_WHAT TO WORK ON:_ Scan the data below for the string "page". Show every line where it turns up.

----

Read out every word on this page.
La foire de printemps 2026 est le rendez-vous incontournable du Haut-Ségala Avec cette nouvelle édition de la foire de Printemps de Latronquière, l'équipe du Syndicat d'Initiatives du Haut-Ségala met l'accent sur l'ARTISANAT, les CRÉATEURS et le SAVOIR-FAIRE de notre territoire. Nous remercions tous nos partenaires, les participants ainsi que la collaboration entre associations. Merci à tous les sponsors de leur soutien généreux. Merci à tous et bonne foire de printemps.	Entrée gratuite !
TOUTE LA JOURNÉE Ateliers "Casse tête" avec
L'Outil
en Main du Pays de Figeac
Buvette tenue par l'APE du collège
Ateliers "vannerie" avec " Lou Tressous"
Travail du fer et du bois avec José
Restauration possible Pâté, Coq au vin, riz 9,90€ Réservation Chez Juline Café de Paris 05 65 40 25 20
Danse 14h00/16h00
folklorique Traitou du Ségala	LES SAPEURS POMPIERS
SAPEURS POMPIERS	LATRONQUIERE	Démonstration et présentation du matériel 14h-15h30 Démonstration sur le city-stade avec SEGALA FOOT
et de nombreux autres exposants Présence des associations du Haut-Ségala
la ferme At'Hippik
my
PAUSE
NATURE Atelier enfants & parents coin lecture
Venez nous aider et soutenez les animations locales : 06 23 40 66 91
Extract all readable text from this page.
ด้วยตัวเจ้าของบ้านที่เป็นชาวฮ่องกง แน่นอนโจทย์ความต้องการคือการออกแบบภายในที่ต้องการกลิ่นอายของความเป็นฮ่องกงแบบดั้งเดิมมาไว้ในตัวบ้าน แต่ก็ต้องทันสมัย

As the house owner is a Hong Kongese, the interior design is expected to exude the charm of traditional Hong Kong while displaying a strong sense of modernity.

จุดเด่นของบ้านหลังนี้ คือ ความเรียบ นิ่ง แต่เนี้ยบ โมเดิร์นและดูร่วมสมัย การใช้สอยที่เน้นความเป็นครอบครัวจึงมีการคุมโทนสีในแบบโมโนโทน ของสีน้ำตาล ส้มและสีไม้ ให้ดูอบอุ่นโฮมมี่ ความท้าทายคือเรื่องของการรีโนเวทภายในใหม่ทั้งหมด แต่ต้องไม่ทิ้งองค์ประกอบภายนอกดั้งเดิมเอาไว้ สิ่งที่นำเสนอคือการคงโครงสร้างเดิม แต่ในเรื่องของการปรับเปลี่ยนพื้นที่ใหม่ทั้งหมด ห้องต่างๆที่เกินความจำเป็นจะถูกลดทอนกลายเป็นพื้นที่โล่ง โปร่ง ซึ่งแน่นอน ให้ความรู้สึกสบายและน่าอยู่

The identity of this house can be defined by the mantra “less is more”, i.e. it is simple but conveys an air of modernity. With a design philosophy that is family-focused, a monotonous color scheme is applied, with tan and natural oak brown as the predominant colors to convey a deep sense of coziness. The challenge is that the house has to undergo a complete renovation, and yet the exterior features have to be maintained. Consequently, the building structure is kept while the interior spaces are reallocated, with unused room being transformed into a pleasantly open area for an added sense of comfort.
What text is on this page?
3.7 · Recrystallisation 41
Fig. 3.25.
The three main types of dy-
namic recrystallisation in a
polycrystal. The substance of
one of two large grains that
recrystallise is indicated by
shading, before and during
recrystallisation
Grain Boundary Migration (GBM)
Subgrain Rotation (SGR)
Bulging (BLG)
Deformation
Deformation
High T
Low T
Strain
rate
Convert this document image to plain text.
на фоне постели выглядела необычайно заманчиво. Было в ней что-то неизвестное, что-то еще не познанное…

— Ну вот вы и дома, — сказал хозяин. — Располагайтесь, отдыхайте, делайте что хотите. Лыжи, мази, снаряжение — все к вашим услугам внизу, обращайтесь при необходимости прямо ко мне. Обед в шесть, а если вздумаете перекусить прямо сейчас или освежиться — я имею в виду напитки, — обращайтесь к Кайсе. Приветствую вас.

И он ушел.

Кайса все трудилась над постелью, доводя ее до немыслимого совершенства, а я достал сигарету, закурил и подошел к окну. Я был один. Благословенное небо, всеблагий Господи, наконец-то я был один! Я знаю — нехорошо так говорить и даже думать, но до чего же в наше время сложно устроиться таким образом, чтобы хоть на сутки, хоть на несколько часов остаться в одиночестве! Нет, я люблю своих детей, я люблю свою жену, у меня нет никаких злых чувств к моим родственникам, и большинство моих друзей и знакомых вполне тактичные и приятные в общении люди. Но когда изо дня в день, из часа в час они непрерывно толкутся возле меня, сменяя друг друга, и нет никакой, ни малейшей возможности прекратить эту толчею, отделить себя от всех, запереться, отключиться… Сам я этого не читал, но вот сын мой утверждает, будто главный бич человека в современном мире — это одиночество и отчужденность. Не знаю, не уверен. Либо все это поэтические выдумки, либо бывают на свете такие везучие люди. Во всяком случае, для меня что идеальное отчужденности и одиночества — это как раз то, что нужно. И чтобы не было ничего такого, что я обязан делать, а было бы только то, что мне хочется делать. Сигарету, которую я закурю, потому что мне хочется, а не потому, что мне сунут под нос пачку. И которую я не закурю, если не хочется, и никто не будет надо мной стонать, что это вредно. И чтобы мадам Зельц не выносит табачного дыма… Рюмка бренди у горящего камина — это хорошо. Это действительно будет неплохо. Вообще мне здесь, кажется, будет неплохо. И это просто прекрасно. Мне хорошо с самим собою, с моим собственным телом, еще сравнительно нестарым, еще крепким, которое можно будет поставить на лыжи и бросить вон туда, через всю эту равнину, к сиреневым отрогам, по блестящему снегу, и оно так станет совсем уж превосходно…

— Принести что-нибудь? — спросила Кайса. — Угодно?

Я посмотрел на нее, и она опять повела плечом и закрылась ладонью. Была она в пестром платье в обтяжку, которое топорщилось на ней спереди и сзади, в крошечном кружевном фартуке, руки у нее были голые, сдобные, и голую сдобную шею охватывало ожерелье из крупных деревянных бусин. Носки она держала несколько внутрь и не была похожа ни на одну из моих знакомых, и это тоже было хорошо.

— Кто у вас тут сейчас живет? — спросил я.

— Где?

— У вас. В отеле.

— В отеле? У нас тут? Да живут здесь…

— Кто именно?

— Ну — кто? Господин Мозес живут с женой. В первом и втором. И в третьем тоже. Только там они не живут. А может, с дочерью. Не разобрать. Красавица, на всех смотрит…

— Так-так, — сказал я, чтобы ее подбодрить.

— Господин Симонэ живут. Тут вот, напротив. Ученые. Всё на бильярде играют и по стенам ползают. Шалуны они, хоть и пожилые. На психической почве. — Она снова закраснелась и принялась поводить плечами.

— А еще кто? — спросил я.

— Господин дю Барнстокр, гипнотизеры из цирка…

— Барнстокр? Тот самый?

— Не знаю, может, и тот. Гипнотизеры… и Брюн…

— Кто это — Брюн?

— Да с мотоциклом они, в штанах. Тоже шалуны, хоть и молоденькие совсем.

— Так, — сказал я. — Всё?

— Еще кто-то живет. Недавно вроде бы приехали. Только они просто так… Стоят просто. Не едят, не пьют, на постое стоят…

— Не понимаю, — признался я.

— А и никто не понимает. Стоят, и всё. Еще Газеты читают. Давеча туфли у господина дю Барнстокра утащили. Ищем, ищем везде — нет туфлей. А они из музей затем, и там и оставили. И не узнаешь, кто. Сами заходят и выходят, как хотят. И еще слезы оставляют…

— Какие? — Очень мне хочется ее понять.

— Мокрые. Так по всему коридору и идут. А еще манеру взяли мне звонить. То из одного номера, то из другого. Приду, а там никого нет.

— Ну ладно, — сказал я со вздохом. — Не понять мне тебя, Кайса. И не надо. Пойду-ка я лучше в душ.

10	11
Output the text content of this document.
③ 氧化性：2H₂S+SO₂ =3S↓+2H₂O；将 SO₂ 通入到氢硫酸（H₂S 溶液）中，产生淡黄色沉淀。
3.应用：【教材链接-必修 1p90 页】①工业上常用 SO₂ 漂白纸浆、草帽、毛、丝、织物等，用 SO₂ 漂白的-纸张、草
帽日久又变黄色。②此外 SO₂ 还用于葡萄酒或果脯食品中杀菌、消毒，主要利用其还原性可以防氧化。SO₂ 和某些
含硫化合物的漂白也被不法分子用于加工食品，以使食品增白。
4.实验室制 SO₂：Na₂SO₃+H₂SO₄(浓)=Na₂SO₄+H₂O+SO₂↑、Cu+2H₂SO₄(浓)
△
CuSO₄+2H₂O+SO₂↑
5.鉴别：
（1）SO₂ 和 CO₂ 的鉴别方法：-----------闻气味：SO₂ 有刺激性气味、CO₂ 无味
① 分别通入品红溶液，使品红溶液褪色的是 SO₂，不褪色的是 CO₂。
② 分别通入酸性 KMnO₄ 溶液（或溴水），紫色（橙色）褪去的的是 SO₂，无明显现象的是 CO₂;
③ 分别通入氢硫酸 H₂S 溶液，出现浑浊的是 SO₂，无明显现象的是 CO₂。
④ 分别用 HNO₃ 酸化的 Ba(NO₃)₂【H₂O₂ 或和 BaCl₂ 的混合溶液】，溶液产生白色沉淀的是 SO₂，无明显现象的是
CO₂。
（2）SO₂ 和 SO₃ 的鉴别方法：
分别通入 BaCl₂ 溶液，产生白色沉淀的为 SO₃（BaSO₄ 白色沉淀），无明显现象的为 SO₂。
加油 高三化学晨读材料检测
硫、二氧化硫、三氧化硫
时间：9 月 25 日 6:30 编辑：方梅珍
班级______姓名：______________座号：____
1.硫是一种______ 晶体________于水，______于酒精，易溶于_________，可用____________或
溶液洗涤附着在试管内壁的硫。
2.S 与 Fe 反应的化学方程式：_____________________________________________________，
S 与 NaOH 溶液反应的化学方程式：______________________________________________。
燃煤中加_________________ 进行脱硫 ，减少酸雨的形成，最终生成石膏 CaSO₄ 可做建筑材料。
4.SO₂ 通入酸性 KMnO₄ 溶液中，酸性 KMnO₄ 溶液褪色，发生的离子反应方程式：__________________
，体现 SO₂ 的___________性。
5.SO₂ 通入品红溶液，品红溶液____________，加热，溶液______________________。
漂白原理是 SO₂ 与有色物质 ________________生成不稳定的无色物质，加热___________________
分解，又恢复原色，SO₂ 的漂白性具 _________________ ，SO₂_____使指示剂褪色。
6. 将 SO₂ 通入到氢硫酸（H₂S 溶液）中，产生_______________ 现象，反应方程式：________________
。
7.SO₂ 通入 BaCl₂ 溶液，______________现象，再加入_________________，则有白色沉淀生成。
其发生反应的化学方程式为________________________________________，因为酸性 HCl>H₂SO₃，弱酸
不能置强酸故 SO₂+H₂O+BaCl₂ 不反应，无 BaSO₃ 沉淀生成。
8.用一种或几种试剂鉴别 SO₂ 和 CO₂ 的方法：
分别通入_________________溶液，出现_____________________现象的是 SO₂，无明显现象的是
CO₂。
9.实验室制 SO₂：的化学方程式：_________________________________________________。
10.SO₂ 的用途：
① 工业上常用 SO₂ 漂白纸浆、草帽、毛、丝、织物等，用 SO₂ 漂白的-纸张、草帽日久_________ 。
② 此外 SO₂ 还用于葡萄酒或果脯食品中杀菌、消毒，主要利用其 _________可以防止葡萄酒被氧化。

----

_SOLVED PROBLEM:_
Read out every word on this page.
Extract all readable text from this page.
What text is on this page?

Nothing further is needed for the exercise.